From the listing below, pick out each line with the word "amount".

**Data excerpts**
━━━━━━━━
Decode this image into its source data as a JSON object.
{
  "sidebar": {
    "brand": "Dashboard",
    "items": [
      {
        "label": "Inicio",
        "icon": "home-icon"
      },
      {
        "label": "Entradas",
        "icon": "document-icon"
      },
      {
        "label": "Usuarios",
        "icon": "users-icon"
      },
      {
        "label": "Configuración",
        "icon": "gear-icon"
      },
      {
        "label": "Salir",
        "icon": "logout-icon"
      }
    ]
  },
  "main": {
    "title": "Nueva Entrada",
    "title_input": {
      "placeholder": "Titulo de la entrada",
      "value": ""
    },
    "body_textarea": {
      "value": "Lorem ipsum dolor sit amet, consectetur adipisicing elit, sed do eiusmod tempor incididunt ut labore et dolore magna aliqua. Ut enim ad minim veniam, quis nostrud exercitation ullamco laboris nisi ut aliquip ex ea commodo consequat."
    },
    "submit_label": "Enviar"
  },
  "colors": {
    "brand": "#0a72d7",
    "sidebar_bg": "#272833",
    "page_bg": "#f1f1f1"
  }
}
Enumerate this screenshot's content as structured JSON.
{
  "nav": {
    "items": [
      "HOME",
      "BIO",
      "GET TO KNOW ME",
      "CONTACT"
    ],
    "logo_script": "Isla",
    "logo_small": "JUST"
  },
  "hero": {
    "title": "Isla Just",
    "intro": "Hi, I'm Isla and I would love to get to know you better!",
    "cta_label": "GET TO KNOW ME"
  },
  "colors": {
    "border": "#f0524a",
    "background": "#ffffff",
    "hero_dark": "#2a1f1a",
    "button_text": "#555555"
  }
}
━━━━━━━━
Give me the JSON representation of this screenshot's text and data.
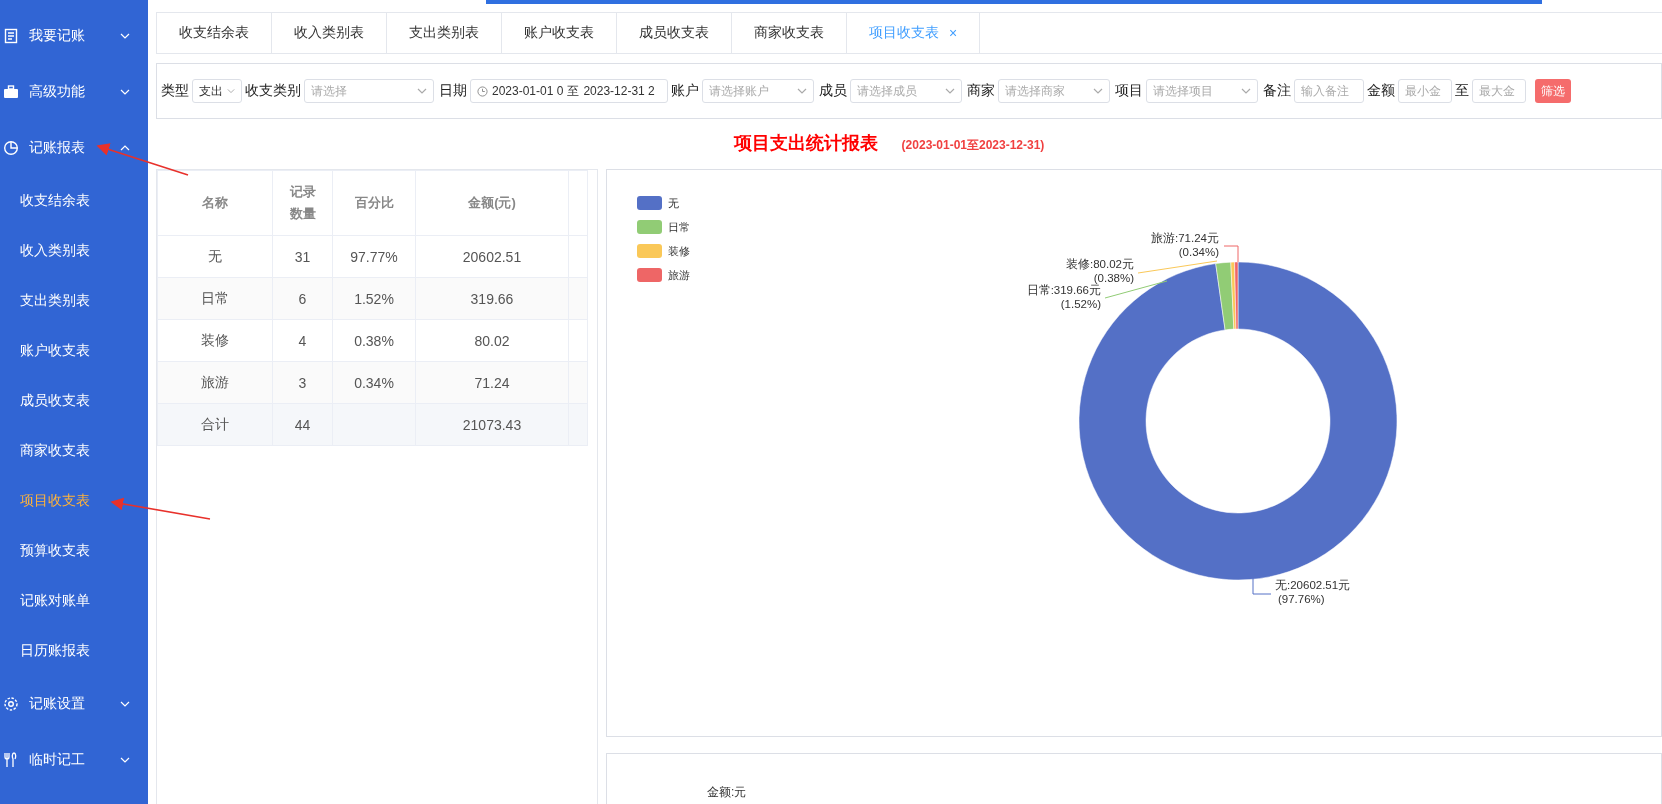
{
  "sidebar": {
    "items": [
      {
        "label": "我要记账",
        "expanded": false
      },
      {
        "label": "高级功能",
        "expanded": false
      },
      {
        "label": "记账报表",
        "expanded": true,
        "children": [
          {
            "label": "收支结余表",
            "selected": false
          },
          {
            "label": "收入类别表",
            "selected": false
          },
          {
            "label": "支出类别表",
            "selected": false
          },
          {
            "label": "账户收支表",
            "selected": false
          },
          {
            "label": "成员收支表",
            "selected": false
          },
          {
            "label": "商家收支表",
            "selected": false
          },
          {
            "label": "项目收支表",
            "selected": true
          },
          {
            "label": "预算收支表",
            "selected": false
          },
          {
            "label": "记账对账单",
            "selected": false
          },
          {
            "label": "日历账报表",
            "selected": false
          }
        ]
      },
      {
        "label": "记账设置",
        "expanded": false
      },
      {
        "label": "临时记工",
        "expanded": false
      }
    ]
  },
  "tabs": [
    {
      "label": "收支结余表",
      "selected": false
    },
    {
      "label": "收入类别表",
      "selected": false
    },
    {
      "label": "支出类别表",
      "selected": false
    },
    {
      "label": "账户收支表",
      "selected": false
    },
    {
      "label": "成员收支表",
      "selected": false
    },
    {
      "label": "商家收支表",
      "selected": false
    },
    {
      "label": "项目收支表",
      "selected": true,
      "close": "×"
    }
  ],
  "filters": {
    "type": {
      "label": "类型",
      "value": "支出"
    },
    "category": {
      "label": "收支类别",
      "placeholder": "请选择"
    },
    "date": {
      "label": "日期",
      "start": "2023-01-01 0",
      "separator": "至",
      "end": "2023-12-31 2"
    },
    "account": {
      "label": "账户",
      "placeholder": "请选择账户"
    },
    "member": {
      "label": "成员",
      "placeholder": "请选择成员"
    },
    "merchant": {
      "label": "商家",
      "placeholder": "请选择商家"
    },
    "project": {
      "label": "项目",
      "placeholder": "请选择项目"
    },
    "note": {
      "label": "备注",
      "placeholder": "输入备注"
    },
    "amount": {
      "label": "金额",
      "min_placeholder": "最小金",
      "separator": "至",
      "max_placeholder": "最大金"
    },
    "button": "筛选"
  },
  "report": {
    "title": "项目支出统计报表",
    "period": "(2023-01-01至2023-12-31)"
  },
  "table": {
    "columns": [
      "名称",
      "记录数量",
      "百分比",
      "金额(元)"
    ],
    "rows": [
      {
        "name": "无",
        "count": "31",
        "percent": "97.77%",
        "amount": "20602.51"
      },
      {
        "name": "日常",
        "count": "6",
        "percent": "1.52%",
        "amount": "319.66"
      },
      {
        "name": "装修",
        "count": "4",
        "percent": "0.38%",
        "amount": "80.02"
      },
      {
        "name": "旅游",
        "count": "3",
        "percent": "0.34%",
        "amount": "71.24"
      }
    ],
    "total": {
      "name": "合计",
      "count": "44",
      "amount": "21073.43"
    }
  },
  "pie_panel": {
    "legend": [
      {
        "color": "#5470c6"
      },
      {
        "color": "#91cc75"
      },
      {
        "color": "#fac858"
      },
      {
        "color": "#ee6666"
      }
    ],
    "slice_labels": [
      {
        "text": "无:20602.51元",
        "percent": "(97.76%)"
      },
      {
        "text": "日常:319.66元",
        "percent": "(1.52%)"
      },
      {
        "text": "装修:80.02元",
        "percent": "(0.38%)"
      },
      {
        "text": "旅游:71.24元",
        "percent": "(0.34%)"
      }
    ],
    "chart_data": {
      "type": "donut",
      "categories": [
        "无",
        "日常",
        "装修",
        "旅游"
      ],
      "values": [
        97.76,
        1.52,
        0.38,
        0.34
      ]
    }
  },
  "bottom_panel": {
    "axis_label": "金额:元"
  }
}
━━━━━━━━
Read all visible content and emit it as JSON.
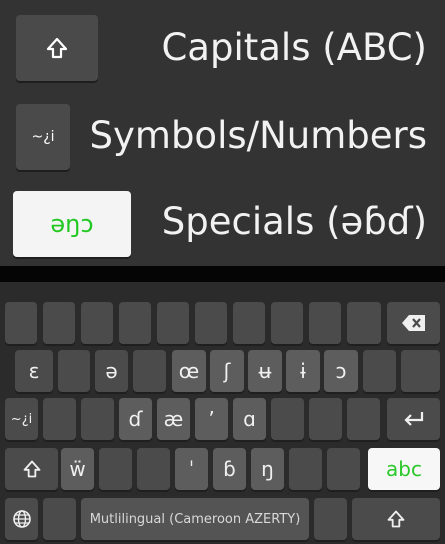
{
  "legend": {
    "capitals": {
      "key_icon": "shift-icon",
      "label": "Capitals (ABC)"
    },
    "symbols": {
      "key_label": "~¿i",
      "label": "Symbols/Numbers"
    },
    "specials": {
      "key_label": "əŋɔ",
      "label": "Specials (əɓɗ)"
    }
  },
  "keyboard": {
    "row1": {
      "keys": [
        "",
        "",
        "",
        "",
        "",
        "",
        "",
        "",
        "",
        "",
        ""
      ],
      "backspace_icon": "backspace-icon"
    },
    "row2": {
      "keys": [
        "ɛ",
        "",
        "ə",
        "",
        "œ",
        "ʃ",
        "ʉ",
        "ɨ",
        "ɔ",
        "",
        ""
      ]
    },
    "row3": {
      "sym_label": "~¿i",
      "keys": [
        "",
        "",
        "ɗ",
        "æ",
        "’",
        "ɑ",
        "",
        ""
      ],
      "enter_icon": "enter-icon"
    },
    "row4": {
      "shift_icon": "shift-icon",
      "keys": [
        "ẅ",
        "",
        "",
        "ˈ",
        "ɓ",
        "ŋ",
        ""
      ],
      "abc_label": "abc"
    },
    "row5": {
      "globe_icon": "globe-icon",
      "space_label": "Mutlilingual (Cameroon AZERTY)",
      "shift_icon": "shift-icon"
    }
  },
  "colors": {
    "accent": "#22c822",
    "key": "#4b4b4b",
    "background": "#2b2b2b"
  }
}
━━━━━━━━
**Solution to this task**
    "amount": {
        "amount": "20602.51"
        "amount": "319.66"
        "amount": "80.02"
        "amount": "71.24"
      "amount": "21073.43"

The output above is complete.